● WORK REQUIRED
Report the count of lines containing the word "biogenesis" in these records, with no other text.

Extracts from a graphics dataset
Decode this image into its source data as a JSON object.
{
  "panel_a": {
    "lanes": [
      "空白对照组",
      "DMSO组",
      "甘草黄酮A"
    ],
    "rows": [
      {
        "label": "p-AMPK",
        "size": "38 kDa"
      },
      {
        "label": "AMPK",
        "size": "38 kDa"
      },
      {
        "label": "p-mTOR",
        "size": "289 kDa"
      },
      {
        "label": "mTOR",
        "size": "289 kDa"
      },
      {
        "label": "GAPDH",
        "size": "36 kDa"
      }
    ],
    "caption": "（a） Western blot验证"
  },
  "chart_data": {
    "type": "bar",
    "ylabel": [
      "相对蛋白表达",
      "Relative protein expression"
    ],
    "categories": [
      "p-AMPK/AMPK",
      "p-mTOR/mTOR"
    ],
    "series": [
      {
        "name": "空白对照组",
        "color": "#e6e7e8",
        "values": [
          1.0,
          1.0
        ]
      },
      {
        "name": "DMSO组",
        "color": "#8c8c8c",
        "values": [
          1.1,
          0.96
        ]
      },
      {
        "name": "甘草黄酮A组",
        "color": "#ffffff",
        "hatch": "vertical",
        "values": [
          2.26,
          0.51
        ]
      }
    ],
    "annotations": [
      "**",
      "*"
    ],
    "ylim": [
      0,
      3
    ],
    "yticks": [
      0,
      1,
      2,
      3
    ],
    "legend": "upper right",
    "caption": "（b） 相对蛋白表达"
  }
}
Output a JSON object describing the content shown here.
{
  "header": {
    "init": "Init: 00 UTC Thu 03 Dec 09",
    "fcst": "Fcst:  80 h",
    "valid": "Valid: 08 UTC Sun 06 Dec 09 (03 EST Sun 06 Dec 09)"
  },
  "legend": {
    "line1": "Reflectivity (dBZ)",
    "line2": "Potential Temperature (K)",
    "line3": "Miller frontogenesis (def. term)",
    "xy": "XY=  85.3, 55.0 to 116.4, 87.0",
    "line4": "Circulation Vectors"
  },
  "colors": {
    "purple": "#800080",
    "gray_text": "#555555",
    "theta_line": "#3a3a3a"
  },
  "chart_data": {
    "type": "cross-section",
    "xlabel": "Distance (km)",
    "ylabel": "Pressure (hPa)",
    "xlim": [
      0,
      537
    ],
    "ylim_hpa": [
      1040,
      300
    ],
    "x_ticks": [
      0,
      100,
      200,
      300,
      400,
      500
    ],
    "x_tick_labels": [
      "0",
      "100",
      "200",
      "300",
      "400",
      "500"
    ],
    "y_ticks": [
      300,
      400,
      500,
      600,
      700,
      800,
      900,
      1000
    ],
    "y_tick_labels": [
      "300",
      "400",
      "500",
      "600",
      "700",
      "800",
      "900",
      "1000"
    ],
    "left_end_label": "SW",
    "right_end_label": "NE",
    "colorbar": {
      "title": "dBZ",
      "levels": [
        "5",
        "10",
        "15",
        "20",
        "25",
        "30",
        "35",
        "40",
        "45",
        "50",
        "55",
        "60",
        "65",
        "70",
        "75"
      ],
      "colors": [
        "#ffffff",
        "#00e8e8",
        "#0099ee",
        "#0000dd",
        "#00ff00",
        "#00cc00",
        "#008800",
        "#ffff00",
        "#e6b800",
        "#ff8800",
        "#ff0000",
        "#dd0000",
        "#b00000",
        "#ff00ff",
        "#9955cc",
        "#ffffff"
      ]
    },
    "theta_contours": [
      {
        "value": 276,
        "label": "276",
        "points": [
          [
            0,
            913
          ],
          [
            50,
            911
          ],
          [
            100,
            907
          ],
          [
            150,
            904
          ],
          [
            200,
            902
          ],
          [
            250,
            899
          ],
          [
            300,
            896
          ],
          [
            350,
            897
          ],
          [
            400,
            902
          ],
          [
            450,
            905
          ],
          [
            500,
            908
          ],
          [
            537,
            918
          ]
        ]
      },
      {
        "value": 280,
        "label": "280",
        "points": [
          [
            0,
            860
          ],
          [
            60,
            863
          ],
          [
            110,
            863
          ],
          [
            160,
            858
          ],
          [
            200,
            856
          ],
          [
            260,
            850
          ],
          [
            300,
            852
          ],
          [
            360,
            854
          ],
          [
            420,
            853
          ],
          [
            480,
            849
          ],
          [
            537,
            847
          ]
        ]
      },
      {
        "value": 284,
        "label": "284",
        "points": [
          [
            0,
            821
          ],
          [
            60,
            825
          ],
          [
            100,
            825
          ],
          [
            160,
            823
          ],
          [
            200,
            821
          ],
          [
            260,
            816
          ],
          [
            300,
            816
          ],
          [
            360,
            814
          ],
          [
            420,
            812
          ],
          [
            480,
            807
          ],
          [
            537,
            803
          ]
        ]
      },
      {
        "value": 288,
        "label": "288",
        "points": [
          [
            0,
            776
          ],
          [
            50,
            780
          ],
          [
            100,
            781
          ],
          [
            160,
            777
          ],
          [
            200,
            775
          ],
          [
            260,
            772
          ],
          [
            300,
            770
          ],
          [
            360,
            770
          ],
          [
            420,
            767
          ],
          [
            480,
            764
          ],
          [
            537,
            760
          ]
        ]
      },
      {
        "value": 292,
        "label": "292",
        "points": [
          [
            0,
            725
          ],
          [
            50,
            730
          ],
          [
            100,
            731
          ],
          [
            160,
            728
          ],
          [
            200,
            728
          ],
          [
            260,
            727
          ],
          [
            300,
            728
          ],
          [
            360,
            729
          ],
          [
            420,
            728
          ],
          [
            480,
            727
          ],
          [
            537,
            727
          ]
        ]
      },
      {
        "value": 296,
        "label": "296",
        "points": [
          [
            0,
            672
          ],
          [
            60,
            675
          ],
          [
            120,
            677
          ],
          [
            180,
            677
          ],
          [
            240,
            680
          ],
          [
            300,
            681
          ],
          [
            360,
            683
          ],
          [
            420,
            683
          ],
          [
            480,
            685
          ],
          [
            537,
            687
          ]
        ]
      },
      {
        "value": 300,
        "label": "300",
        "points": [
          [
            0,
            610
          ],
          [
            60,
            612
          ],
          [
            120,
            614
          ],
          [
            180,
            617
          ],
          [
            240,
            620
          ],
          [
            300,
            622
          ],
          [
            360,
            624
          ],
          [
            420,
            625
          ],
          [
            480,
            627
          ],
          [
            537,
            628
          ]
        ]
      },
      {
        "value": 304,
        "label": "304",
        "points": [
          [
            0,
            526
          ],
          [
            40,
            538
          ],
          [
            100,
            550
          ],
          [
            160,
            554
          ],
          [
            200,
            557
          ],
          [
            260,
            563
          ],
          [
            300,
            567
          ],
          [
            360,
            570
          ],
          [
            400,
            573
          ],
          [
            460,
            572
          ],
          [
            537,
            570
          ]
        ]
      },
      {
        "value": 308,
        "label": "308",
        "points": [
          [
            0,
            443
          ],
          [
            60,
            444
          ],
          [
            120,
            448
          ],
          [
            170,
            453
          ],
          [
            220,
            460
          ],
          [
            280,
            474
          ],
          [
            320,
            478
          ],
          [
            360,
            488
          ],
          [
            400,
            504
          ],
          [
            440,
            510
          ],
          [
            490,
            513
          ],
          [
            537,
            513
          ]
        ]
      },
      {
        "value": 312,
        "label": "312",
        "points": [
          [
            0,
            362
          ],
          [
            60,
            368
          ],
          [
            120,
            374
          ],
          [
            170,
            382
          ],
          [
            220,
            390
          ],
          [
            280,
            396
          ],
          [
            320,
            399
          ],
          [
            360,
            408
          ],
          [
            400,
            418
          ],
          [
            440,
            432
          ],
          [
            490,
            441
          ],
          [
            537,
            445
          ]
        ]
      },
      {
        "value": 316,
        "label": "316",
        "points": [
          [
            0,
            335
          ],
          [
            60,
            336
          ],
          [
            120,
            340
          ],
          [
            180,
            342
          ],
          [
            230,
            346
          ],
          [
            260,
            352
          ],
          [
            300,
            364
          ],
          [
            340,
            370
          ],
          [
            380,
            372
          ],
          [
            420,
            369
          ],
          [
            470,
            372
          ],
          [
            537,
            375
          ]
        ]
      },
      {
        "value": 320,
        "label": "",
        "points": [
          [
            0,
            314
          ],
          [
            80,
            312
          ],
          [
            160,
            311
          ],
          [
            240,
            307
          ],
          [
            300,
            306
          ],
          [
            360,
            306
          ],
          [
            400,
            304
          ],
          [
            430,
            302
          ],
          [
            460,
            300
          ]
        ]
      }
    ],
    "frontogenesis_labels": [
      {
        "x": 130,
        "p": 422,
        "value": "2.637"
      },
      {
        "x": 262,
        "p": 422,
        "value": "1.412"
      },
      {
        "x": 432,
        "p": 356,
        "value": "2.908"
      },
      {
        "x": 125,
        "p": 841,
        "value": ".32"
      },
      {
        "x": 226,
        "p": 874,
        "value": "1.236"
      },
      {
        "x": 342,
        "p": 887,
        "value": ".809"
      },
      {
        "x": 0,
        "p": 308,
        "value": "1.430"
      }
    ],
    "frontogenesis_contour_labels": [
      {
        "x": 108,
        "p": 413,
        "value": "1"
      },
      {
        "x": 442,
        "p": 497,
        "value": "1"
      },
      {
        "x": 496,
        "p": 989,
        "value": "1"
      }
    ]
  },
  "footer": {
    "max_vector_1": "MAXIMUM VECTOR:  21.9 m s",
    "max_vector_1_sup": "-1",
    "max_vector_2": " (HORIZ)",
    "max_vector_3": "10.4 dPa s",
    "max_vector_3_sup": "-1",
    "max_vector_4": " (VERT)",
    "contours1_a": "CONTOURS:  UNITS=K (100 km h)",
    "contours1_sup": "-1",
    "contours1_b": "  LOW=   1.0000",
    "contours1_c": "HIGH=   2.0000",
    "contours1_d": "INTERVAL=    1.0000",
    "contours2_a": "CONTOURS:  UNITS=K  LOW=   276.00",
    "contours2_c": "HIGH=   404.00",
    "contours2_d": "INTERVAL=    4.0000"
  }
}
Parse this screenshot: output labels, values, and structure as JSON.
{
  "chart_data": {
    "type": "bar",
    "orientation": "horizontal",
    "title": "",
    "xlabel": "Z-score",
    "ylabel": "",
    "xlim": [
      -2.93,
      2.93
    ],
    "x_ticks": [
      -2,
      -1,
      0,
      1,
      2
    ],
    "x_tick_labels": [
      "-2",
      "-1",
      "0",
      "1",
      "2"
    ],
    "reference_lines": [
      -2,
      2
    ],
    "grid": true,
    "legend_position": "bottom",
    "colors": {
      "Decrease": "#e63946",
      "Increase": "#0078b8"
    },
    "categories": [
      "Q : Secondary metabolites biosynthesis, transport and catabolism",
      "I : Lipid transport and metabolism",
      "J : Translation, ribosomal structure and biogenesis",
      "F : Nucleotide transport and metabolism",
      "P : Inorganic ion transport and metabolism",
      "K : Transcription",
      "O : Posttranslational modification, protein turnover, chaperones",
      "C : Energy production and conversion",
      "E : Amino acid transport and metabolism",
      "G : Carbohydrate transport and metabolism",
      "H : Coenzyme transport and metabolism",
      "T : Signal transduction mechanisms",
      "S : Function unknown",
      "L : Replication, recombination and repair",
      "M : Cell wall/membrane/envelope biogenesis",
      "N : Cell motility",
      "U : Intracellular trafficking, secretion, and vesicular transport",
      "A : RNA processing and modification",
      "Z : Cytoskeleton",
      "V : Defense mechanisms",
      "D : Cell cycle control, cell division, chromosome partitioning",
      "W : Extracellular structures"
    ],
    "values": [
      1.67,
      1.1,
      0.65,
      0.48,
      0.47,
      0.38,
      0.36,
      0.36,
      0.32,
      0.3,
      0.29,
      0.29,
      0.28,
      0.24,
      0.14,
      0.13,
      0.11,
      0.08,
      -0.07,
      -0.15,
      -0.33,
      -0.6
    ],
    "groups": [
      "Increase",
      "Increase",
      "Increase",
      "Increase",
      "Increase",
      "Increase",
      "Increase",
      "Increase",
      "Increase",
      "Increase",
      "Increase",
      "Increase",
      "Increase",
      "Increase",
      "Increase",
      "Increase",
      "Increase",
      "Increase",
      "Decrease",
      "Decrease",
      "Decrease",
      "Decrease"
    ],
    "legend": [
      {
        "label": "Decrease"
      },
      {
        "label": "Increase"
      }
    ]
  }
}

● ANSWER SPACE
2